SUPPLIED INFORMATION:

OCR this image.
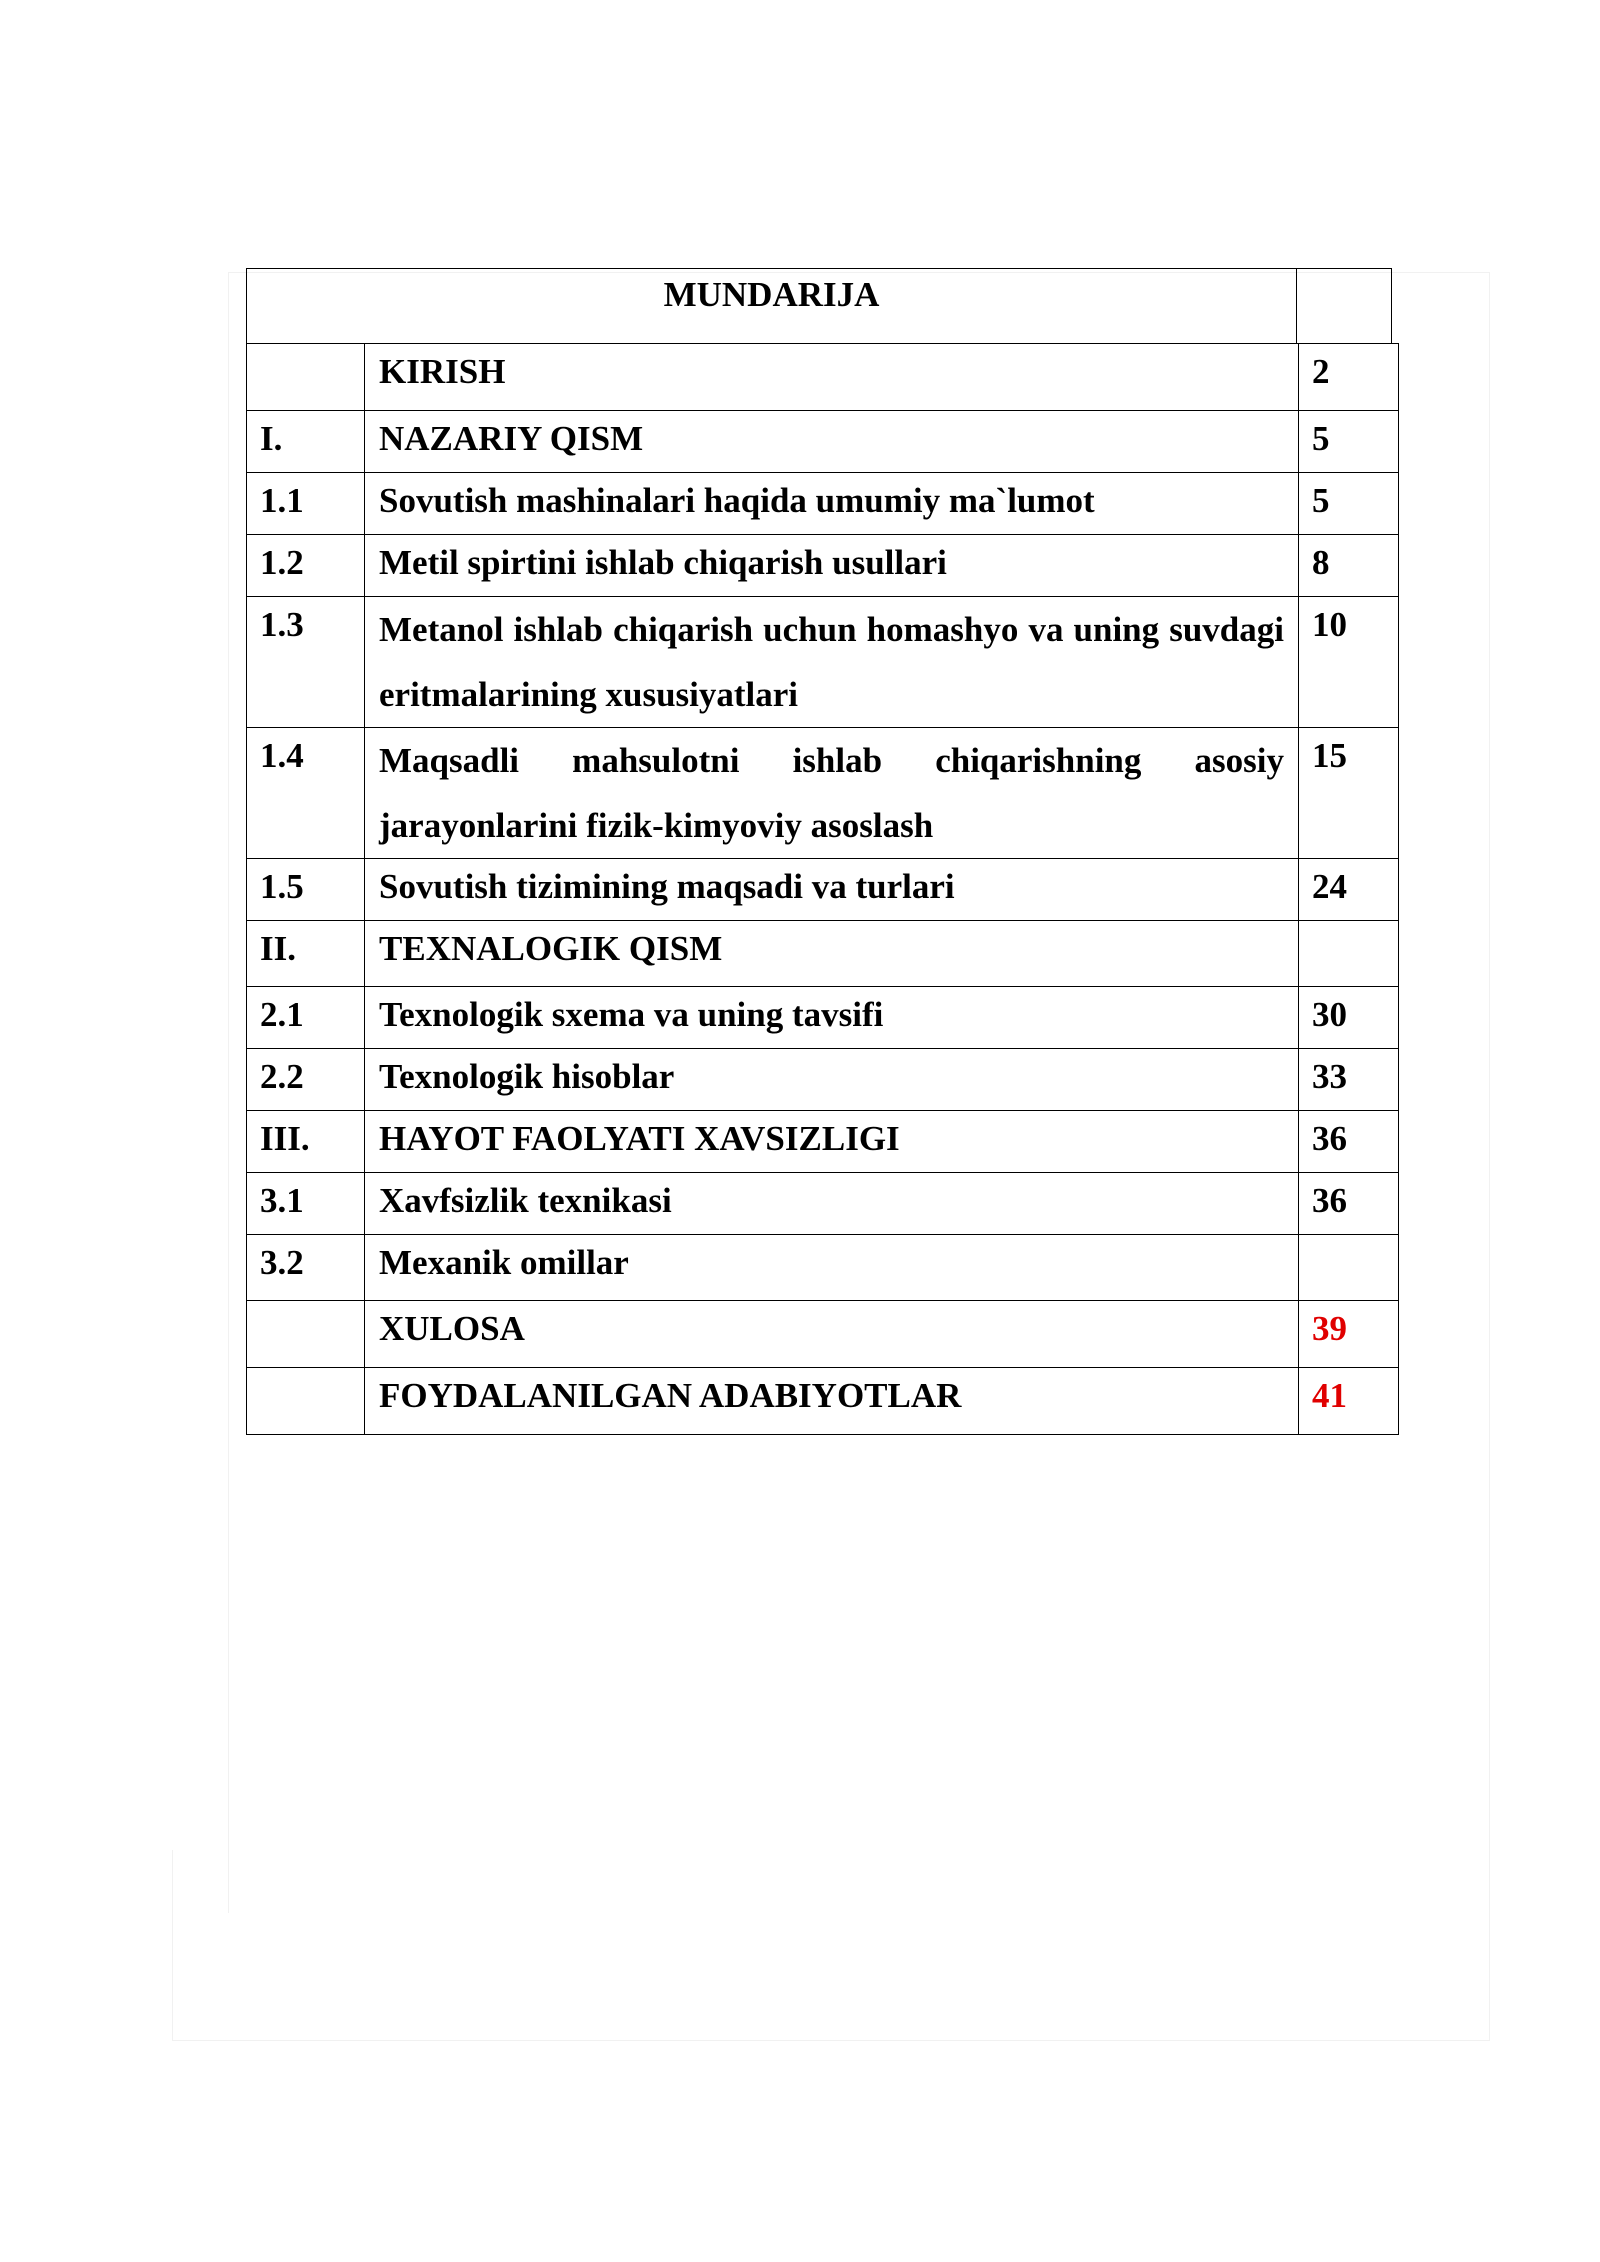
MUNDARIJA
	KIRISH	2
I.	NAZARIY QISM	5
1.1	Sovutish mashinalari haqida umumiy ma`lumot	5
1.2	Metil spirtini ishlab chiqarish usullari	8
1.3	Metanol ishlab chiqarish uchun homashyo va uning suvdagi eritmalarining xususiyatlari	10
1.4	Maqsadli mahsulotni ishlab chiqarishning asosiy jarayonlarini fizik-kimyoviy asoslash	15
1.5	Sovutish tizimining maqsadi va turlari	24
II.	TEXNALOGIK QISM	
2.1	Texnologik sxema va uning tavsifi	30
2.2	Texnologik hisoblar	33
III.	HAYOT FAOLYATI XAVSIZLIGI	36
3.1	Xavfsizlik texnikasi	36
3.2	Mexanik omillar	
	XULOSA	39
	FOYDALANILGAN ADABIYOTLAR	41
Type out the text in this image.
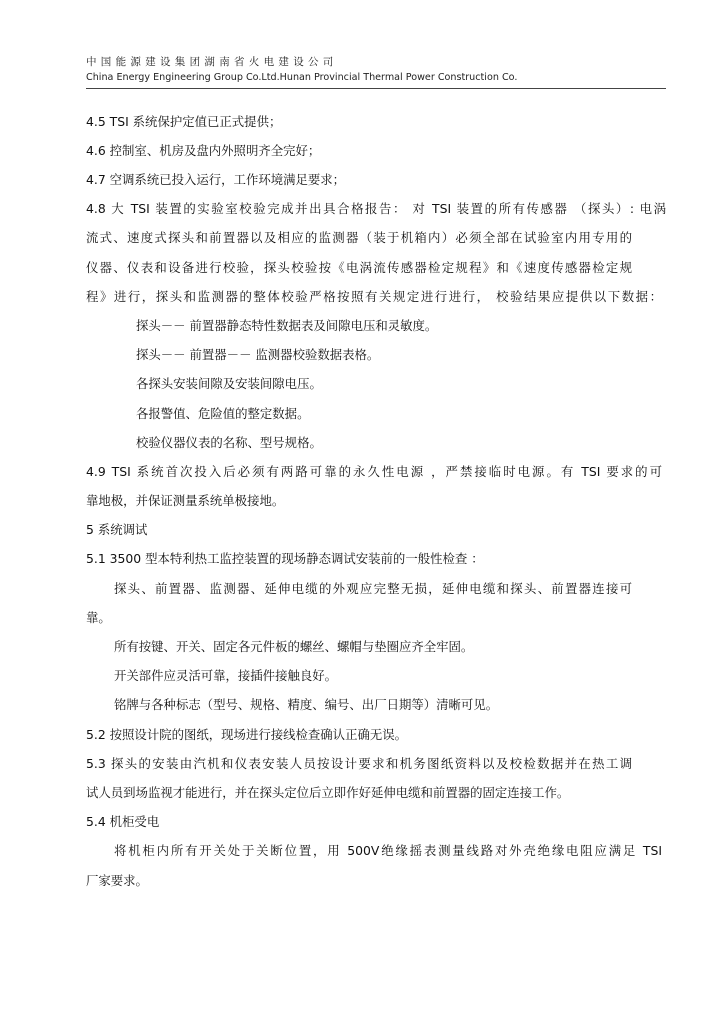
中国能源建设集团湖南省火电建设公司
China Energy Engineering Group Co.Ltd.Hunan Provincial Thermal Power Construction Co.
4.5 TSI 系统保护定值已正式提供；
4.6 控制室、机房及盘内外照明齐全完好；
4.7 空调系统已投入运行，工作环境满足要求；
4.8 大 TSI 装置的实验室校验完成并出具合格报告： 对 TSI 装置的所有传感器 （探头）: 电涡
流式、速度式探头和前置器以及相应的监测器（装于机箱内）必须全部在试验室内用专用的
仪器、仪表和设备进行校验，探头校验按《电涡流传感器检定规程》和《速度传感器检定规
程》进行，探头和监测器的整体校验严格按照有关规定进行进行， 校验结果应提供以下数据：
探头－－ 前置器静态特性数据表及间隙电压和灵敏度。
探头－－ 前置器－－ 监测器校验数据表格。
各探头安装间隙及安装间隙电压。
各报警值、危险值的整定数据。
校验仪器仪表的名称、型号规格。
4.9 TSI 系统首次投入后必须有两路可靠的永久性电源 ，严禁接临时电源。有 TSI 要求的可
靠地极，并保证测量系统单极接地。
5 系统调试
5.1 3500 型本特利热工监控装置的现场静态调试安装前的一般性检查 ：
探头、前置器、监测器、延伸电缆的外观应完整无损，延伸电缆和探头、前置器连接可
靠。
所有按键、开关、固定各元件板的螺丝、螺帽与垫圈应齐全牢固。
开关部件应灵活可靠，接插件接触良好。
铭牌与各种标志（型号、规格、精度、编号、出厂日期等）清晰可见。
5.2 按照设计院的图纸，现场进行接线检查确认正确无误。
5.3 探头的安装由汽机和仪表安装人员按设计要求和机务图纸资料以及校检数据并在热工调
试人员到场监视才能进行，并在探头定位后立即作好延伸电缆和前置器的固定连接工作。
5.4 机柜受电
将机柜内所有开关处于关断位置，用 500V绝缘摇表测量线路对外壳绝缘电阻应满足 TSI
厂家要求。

GOAL OF THE EXERCISE: Print only the lines from the line that contains "Type out the text in this image." to the final line of the data, inclusive. Pictures stay out.

EXERCISE ANSWER:
Type out the text in this image.
中国能源建设集团湖南省火电建设公司
China Energy Engineering Group Co.Ltd.Hunan Provincial Thermal Power Construction Co.
4.5 TSI 系统保护定值已正式提供；
4.6 控制室、机房及盘内外照明齐全完好；
4.7 空调系统已投入运行，工作环境满足要求；
4.8 大 TSI 装置的实验室校验完成并出具合格报告： 对 TSI 装置的所有传感器 （探头）: 电涡
流式、速度式探头和前置器以及相应的监测器（装于机箱内）必须全部在试验室内用专用的
仪器、仪表和设备进行校验，探头校验按《电涡流传感器检定规程》和《速度传感器检定规
程》进行，探头和监测器的整体校验严格按照有关规定进行进行， 校验结果应提供以下数据：
探头－－ 前置器静态特性数据表及间隙电压和灵敏度。
探头－－ 前置器－－ 监测器校验数据表格。
各探头安装间隙及安装间隙电压。
各报警值、危险值的整定数据。
校验仪器仪表的名称、型号规格。
4.9 TSI 系统首次投入后必须有两路可靠的永久性电源 ，严禁接临时电源。有 TSI 要求的可
靠地极，并保证测量系统单极接地。
5 系统调试
5.1 3500 型本特利热工监控装置的现场静态调试安装前的一般性检查 ：
探头、前置器、监测器、延伸电缆的外观应完整无损，延伸电缆和探头、前置器连接可
靠。
所有按键、开关、固定各元件板的螺丝、螺帽与垫圈应齐全牢固。
开关部件应灵活可靠，接插件接触良好。
铭牌与各种标志（型号、规格、精度、编号、出厂日期等）清晰可见。
5.2 按照设计院的图纸，现场进行接线检查确认正确无误。
5.3 探头的安装由汽机和仪表安装人员按设计要求和机务图纸资料以及校检数据并在热工调
试人员到场监视才能进行，并在探头定位后立即作好延伸电缆和前置器的固定连接工作。
5.4 机柜受电
将机柜内所有开关处于关断位置，用 500V绝缘摇表测量线路对外壳绝缘电阻应满足 TSI
厂家要求。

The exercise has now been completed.